Start
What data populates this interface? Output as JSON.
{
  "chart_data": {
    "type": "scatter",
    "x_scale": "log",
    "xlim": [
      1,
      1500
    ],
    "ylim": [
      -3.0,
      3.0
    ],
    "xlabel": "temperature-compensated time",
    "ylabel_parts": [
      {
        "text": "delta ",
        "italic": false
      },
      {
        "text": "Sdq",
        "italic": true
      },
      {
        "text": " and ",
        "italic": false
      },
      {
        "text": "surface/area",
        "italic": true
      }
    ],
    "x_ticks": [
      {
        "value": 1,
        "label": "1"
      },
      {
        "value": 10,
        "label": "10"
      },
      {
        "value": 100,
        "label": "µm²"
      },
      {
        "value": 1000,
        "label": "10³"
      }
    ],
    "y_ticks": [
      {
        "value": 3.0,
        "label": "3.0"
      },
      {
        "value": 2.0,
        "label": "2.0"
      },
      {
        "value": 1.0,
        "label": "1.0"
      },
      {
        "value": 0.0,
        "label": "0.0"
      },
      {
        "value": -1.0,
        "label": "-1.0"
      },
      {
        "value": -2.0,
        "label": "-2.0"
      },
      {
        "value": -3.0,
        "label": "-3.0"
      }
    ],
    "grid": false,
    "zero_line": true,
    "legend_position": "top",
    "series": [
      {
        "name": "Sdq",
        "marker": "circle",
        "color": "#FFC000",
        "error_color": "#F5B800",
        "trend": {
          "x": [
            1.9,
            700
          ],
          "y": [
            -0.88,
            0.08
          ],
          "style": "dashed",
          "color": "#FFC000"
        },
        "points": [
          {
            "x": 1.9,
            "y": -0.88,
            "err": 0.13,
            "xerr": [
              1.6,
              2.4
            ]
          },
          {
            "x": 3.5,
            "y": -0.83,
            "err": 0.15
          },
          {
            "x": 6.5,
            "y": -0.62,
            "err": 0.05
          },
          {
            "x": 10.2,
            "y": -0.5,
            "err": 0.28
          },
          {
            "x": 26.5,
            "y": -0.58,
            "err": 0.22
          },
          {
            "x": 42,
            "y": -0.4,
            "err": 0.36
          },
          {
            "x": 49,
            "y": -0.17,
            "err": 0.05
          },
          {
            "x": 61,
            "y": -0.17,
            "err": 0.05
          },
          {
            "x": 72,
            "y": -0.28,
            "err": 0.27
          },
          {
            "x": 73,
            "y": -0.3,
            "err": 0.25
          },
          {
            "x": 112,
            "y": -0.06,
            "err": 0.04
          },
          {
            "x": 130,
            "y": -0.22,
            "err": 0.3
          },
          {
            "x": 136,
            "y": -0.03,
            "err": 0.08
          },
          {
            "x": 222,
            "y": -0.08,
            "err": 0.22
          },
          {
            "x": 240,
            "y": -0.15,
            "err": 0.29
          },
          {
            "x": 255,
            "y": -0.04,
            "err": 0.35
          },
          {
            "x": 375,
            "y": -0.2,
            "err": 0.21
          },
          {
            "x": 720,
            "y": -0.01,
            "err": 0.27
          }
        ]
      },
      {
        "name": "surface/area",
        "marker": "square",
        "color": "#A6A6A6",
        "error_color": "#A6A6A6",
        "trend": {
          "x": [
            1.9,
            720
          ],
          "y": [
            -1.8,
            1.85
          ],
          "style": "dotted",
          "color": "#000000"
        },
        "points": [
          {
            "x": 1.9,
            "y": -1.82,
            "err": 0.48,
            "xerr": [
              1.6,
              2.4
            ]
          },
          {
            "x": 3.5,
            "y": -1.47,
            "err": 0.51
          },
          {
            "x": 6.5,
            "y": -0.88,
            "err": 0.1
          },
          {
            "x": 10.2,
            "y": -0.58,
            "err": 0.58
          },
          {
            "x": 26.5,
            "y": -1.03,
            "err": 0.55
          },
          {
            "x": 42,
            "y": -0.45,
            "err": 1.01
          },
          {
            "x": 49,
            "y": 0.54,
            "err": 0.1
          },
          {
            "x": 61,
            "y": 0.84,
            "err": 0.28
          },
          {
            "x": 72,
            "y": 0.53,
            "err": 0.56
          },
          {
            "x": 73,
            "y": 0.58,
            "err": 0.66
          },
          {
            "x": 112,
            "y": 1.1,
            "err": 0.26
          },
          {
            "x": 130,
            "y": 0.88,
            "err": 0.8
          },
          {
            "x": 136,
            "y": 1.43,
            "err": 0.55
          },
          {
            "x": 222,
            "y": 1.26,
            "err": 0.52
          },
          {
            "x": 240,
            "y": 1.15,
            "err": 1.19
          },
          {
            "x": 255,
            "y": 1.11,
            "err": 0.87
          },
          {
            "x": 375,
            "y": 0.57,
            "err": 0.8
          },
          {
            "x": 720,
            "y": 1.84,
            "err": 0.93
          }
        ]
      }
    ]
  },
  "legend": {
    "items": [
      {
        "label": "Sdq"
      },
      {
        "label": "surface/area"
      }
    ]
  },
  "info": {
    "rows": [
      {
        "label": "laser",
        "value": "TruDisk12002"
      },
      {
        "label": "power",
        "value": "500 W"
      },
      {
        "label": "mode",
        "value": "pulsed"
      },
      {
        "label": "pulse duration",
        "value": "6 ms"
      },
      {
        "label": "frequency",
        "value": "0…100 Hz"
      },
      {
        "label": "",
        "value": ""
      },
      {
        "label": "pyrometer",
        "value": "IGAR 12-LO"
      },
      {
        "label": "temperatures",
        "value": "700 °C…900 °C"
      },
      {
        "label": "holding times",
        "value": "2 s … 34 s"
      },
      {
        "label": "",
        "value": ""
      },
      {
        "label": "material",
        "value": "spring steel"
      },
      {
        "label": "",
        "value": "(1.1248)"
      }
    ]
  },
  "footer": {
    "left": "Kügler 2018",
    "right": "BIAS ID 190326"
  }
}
End
◆ Directive: Each record should come back exactly as written.

◆ Worked answer:
What data populates this interface? Output as JSON.
{
  "chart_data": {
    "type": "scatter",
    "x_scale": "log",
    "xlim": [
      1,
      1500
    ],
    "ylim": [
      -3.0,
      3.0
    ],
    "xlabel": "temperature-compensated time",
    "ylabel_parts": [
      {
        "text": "delta ",
        "italic": false
      },
      {
        "text": "Sdq",
        "italic": true
      },
      {
        "text": " and ",
        "italic": false
      },
      {
        "text": "surface/area",
        "italic": true
      }
    ],
    "x_ticks": [
      {
        "value": 1,
        "label": "1"
      },
      {
        "value": 10,
        "label": "10"
      },
      {
        "value": 100,
        "label": "µm²"
      },
      {
        "value": 1000,
        "label": "10³"
      }
    ],
    "y_ticks": [
      {
        "value": 3.0,
        "label": "3.0"
      },
      {
        "value": 2.0,
        "label": "2.0"
      },
      {
        "value": 1.0,
        "label": "1.0"
      },
      {
        "value": 0.0,
        "label": "0.0"
      },
      {
        "value": -1.0,
        "label": "-1.0"
      },
      {
        "value": -2.0,
        "label": "-2.0"
      },
      {
        "value": -3.0,
        "label": "-3.0"
      }
    ],
    "grid": false,
    "zero_line": true,
    "legend_position": "top",
    "series": [
      {
        "name": "Sdq",
        "marker": "circle",
        "color": "#FFC000",
        "error_color": "#F5B800",
        "trend": {
          "x": [
            1.9,
            700
          ],
          "y": [
            -0.88,
            0.08
          ],
          "style": "dashed",
          "color": "#FFC000"
        },
        "points": [
          {
            "x": 1.9,
            "y": -0.88,
            "err": 0.13,
            "xerr": [
              1.6,
              2.4
            ]
          },
          {
            "x": 3.5,
            "y": -0.83,
            "err": 0.15
          },
          {
            "x": 6.5,
            "y": -0.62,
            "err": 0.05
          },
          {
            "x": 10.2,
            "y": -0.5,
            "err": 0.28
          },
          {
            "x": 26.5,
            "y": -0.58,
            "err": 0.22
          },
          {
            "x": 42,
            "y": -0.4,
            "err": 0.36
          },
          {
            "x": 49,
            "y": -0.17,
            "err": 0.05
          },
          {
            "x": 61,
            "y": -0.17,
            "err": 0.05
          },
          {
            "x": 72,
            "y": -0.28,
            "err": 0.27
          },
          {
            "x": 73,
            "y": -0.3,
            "err": 0.25
          },
          {
            "x": 112,
            "y": -0.06,
            "err": 0.04
          },
          {
            "x": 130,
            "y": -0.22,
            "err": 0.3
          },
          {
            "x": 136,
            "y": -0.03,
            "err": 0.08
          },
          {
            "x": 222,
            "y": -0.08,
            "err": 0.22
          },
          {
            "x": 240,
            "y": -0.15,
            "err": 0.29
          },
          {
            "x": 255,
            "y": -0.04,
            "err": 0.35
          },
          {
            "x": 375,
            "y": -0.2,
            "err": 0.21
          },
          {
            "x": 720,
            "y": -0.01,
            "err": 0.27
          }
        ]
      },
      {
        "name": "surface/area",
        "marker": "square",
        "color": "#A6A6A6",
        "error_color": "#A6A6A6",
        "trend": {
          "x": [
            1.9,
            720
          ],
          "y": [
            -1.8,
            1.85
          ],
          "style": "dotted",
          "color": "#000000"
        },
        "points": [
          {
            "x": 1.9,
            "y": -1.82,
            "err": 0.48,
            "xerr": [
              1.6,
              2.4
            ]
          },
          {
            "x": 3.5,
            "y": -1.47,
            "err": 0.51
          },
          {
            "x": 6.5,
            "y": -0.88,
            "err": 0.1
          },
          {
            "x": 10.2,
            "y": -0.58,
            "err": 0.58
          },
          {
            "x": 26.5,
            "y": -1.03,
            "err": 0.55
          },
          {
            "x": 42,
            "y": -0.45,
            "err": 1.01
          },
          {
            "x": 49,
            "y": 0.54,
            "err": 0.1
          },
          {
            "x": 61,
            "y": 0.84,
            "err": 0.28
          },
          {
            "x": 72,
            "y": 0.53,
            "err": 0.56
          },
          {
            "x": 73,
            "y": 0.58,
            "err": 0.66
          },
          {
            "x": 112,
            "y": 1.1,
            "err": 0.26
          },
          {
            "x": 130,
            "y": 0.88,
            "err": 0.8
          },
          {
            "x": 136,
            "y": 1.43,
            "err": 0.55
          },
          {
            "x": 222,
            "y": 1.26,
            "err": 0.52
          },
          {
            "x": 240,
            "y": 1.15,
            "err": 1.19
          },
          {
            "x": 255,
            "y": 1.11,
            "err": 0.87
          },
          {
            "x": 375,
            "y": 0.57,
            "err": 0.8
          },
          {
            "x": 720,
            "y": 1.84,
            "err": 0.93
          }
        ]
      }
    ]
  },
  "legend": {
    "items": [
      {
        "label": "Sdq"
      },
      {
        "label": "surface/area"
      }
    ]
  },
  "info": {
    "rows": [
      {
        "label": "laser",
        "value": "TruDisk12002"
      },
      {
        "label": "power",
        "value": "500 W"
      },
      {
        "label": "mode",
        "value": "pulsed"
      },
      {
        "label": "pulse duration",
        "value": "6 ms"
      },
      {
        "label": "frequency",
        "value": "0…100 Hz"
      },
      {
        "label": "",
        "value": ""
      },
      {
        "label": "pyrometer",
        "value": "IGAR 12-LO"
      },
      {
        "label": "temperatures",
        "value": "700 °C…900 °C"
      },
      {
        "label": "holding times",
        "value": "2 s … 34 s"
      },
      {
        "label": "",
        "value": ""
      },
      {
        "label": "material",
        "value": "spring steel"
      },
      {
        "label": "",
        "value": "(1.1248)"
      }
    ]
  },
  "footer": {
    "left": "Kügler 2018",
    "right": "BIAS ID 190326"
  }
}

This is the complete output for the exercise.